— STATED GOAL —
Quote the whole listing verbatim.
--*--
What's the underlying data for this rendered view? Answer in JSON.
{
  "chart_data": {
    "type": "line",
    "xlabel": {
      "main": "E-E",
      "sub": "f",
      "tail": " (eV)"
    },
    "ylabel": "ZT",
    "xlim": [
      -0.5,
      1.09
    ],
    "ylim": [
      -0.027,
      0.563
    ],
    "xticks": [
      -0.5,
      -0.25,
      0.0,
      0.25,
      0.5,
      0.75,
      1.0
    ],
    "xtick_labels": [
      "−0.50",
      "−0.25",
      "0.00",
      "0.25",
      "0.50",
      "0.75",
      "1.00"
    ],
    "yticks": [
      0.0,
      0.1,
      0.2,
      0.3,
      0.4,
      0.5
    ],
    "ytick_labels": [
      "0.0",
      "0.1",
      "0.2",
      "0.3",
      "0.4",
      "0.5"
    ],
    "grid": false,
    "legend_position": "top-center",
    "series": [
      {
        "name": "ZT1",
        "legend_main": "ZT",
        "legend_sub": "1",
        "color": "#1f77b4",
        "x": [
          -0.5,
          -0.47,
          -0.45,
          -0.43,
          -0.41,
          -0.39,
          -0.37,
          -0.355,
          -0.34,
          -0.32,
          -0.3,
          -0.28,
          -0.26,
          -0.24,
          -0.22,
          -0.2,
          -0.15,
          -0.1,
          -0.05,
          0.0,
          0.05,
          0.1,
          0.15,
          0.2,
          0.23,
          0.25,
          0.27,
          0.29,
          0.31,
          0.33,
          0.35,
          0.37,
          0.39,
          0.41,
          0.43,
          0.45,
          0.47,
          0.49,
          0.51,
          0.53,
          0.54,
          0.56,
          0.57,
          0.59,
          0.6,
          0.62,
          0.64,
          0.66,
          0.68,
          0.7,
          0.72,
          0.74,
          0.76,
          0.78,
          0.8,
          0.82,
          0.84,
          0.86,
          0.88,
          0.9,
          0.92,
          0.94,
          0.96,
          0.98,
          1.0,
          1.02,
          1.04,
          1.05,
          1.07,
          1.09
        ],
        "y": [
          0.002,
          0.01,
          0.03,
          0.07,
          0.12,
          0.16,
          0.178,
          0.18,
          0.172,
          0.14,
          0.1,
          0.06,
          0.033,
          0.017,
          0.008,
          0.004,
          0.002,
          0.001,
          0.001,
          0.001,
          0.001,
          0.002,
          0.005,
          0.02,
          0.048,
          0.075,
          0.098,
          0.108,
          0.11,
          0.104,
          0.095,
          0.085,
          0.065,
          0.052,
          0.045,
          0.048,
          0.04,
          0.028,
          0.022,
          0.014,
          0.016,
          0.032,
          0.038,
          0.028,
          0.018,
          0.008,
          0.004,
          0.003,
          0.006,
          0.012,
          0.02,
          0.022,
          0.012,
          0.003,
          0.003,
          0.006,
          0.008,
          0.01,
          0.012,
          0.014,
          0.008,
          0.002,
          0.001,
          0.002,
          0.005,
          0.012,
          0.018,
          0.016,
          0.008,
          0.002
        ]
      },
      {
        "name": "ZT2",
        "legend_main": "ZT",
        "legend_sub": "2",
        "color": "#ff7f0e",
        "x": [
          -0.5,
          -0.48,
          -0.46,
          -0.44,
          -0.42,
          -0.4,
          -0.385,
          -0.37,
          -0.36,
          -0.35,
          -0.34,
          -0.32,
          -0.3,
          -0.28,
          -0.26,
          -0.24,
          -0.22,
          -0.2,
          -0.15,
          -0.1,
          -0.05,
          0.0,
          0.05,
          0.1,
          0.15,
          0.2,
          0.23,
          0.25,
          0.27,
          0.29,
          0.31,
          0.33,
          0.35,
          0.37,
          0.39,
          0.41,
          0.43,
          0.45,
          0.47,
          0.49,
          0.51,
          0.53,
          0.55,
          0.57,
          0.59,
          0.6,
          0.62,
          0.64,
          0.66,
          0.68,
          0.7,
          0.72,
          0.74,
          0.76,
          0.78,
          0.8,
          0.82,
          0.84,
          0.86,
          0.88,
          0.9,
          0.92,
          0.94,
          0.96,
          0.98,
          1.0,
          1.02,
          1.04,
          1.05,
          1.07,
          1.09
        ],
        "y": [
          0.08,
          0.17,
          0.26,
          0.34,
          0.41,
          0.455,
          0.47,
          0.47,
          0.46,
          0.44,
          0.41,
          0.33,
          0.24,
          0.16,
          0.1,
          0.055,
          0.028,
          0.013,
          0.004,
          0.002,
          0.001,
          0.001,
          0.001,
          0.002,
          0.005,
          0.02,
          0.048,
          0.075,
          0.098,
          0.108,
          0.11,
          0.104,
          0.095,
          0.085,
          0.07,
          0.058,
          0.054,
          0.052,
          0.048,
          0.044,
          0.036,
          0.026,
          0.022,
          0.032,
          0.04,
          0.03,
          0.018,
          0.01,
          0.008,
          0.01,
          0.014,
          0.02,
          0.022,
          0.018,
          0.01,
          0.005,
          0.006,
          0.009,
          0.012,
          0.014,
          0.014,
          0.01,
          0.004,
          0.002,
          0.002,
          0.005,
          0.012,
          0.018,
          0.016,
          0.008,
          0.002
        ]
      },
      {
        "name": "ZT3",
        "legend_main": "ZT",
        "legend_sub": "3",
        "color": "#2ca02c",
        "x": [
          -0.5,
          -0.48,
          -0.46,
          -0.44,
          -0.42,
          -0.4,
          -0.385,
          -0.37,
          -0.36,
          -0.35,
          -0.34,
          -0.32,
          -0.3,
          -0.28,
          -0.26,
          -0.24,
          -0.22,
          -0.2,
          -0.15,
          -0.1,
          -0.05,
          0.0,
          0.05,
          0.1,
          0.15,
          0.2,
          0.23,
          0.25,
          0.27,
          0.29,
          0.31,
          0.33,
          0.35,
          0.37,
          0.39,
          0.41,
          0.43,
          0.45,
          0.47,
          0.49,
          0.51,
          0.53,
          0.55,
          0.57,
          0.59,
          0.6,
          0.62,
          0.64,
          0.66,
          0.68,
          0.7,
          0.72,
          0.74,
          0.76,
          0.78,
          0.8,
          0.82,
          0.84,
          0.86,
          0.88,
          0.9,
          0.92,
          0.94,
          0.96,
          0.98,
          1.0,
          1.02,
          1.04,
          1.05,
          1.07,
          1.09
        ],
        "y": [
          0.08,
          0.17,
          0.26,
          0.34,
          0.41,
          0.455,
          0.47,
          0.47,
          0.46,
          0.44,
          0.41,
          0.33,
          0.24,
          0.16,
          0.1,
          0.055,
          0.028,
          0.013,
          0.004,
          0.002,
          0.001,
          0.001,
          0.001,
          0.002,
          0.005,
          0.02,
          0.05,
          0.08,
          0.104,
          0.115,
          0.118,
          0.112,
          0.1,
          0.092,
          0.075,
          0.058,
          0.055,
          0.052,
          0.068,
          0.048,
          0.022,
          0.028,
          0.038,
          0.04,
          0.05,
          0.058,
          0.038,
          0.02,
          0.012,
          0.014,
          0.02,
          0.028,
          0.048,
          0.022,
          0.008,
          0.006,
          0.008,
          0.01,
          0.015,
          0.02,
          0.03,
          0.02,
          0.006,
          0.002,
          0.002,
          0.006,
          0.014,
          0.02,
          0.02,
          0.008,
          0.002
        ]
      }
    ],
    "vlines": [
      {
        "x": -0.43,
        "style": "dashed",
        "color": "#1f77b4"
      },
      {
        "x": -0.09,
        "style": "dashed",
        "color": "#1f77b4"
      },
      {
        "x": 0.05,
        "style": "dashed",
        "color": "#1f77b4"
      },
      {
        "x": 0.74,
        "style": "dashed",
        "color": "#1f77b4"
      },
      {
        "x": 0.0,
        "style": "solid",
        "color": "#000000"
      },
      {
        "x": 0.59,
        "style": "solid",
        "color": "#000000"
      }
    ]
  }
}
--*--
— ANSWER FOR THE TASK —
What's the underlying data for this rendered view? Answer in JSON.
{
  "chart_data": {
    "type": "line",
    "xlabel": {
      "main": "E-E",
      "sub": "f",
      "tail": " (eV)"
    },
    "ylabel": "ZT",
    "xlim": [
      -0.5,
      1.09
    ],
    "ylim": [
      -0.027,
      0.563
    ],
    "xticks": [
      -0.5,
      -0.25,
      0.0,
      0.25,
      0.5,
      0.75,
      1.0
    ],
    "xtick_labels": [
      "−0.50",
      "−0.25",
      "0.00",
      "0.25",
      "0.50",
      "0.75",
      "1.00"
    ],
    "yticks": [
      0.0,
      0.1,
      0.2,
      0.3,
      0.4,
      0.5
    ],
    "ytick_labels": [
      "0.0",
      "0.1",
      "0.2",
      "0.3",
      "0.4",
      "0.5"
    ],
    "grid": false,
    "legend_position": "top-center",
    "series": [
      {
        "name": "ZT1",
        "legend_main": "ZT",
        "legend_sub": "1",
        "color": "#1f77b4",
        "x": [
          -0.5,
          -0.47,
          -0.45,
          -0.43,
          -0.41,
          -0.39,
          -0.37,
          -0.355,
          -0.34,
          -0.32,
          -0.3,
          -0.28,
          -0.26,
          -0.24,
          -0.22,
          -0.2,
          -0.15,
          -0.1,
          -0.05,
          0.0,
          0.05,
          0.1,
          0.15,
          0.2,
          0.23,
          0.25,
          0.27,
          0.29,
          0.31,
          0.33,
          0.35,
          0.37,
          0.39,
          0.41,
          0.43,
          0.45,
          0.47,
          0.49,
          0.51,
          0.53,
          0.54,
          0.56,
          0.57,
          0.59,
          0.6,
          0.62,
          0.64,
          0.66,
          0.68,
          0.7,
          0.72,
          0.74,
          0.76,
          0.78,
          0.8,
          0.82,
          0.84,
          0.86,
          0.88,
          0.9,
          0.92,
          0.94,
          0.96,
          0.98,
          1.0,
          1.02,
          1.04,
          1.05,
          1.07,
          1.09
        ],
        "y": [
          0.002,
          0.01,
          0.03,
          0.07,
          0.12,
          0.16,
          0.178,
          0.18,
          0.172,
          0.14,
          0.1,
          0.06,
          0.033,
          0.017,
          0.008,
          0.004,
          0.002,
          0.001,
          0.001,
          0.001,
          0.001,
          0.002,
          0.005,
          0.02,
          0.048,
          0.075,
          0.098,
          0.108,
          0.11,
          0.104,
          0.095,
          0.085,
          0.065,
          0.052,
          0.045,
          0.048,
          0.04,
          0.028,
          0.022,
          0.014,
          0.016,
          0.032,
          0.038,
          0.028,
          0.018,
          0.008,
          0.004,
          0.003,
          0.006,
          0.012,
          0.02,
          0.022,
          0.012,
          0.003,
          0.003,
          0.006,
          0.008,
          0.01,
          0.012,
          0.014,
          0.008,
          0.002,
          0.001,
          0.002,
          0.005,
          0.012,
          0.018,
          0.016,
          0.008,
          0.002
        ]
      },
      {
        "name": "ZT2",
        "legend_main": "ZT",
        "legend_sub": "2",
        "color": "#ff7f0e",
        "x": [
          -0.5,
          -0.48,
          -0.46,
          -0.44,
          -0.42,
          -0.4,
          -0.385,
          -0.37,
          -0.36,
          -0.35,
          -0.34,
          -0.32,
          -0.3,
          -0.28,
          -0.26,
          -0.24,
          -0.22,
          -0.2,
          -0.15,
          -0.1,
          -0.05,
          0.0,
          0.05,
          0.1,
          0.15,
          0.2,
          0.23,
          0.25,
          0.27,
          0.29,
          0.31,
          0.33,
          0.35,
          0.37,
          0.39,
          0.41,
          0.43,
          0.45,
          0.47,
          0.49,
          0.51,
          0.53,
          0.55,
          0.57,
          0.59,
          0.6,
          0.62,
          0.64,
          0.66,
          0.68,
          0.7,
          0.72,
          0.74,
          0.76,
          0.78,
          0.8,
          0.82,
          0.84,
          0.86,
          0.88,
          0.9,
          0.92,
          0.94,
          0.96,
          0.98,
          1.0,
          1.02,
          1.04,
          1.05,
          1.07,
          1.09
        ],
        "y": [
          0.08,
          0.17,
          0.26,
          0.34,
          0.41,
          0.455,
          0.47,
          0.47,
          0.46,
          0.44,
          0.41,
          0.33,
          0.24,
          0.16,
          0.1,
          0.055,
          0.028,
          0.013,
          0.004,
          0.002,
          0.001,
          0.001,
          0.001,
          0.002,
          0.005,
          0.02,
          0.048,
          0.075,
          0.098,
          0.108,
          0.11,
          0.104,
          0.095,
          0.085,
          0.07,
          0.058,
          0.054,
          0.052,
          0.048,
          0.044,
          0.036,
          0.026,
          0.022,
          0.032,
          0.04,
          0.03,
          0.018,
          0.01,
          0.008,
          0.01,
          0.014,
          0.02,
          0.022,
          0.018,
          0.01,
          0.005,
          0.006,
          0.009,
          0.012,
          0.014,
          0.014,
          0.01,
          0.004,
          0.002,
          0.002,
          0.005,
          0.012,
          0.018,
          0.016,
          0.008,
          0.002
        ]
      },
      {
        "name": "ZT3",
        "legend_main": "ZT",
        "legend_sub": "3",
        "color": "#2ca02c",
        "x": [
          -0.5,
          -0.48,
          -0.46,
          -0.44,
          -0.42,
          -0.4,
          -0.385,
          -0.37,
          -0.36,
          -0.35,
          -0.34,
          -0.32,
          -0.3,
          -0.28,
          -0.26,
          -0.24,
          -0.22,
          -0.2,
          -0.15,
          -0.1,
          -0.05,
          0.0,
          0.05,
          0.1,
          0.15,
          0.2,
          0.23,
          0.25,
          0.27,
          0.29,
          0.31,
          0.33,
          0.35,
          0.37,
          0.39,
          0.41,
          0.43,
          0.45,
          0.47,
          0.49,
          0.51,
          0.53,
          0.55,
          0.57,
          0.59,
          0.6,
          0.62,
          0.64,
          0.66,
          0.68,
          0.7,
          0.72,
          0.74,
          0.76,
          0.78,
          0.8,
          0.82,
          0.84,
          0.86,
          0.88,
          0.9,
          0.92,
          0.94,
          0.96,
          0.98,
          1.0,
          1.02,
          1.04,
          1.05,
          1.07,
          1.09
        ],
        "y": [
          0.08,
          0.17,
          0.26,
          0.34,
          0.41,
          0.455,
          0.47,
          0.47,
          0.46,
          0.44,
          0.41,
          0.33,
          0.24,
          0.16,
          0.1,
          0.055,
          0.028,
          0.013,
          0.004,
          0.002,
          0.001,
          0.001,
          0.001,
          0.002,
          0.005,
          0.02,
          0.05,
          0.08,
          0.104,
          0.115,
          0.118,
          0.112,
          0.1,
          0.092,
          0.075,
          0.058,
          0.055,
          0.052,
          0.068,
          0.048,
          0.022,
          0.028,
          0.038,
          0.04,
          0.05,
          0.058,
          0.038,
          0.02,
          0.012,
          0.014,
          0.02,
          0.028,
          0.048,
          0.022,
          0.008,
          0.006,
          0.008,
          0.01,
          0.015,
          0.02,
          0.03,
          0.02,
          0.006,
          0.002,
          0.002,
          0.006,
          0.014,
          0.02,
          0.02,
          0.008,
          0.002
        ]
      }
    ],
    "vlines": [
      {
        "x": -0.43,
        "style": "dashed",
        "color": "#1f77b4"
      },
      {
        "x": -0.09,
        "style": "dashed",
        "color": "#1f77b4"
      },
      {
        "x": 0.05,
        "style": "dashed",
        "color": "#1f77b4"
      },
      {
        "x": 0.74,
        "style": "dashed",
        "color": "#1f77b4"
      },
      {
        "x": 0.0,
        "style": "solid",
        "color": "#000000"
      },
      {
        "x": 0.59,
        "style": "solid",
        "color": "#000000"
      }
    ]
  }
}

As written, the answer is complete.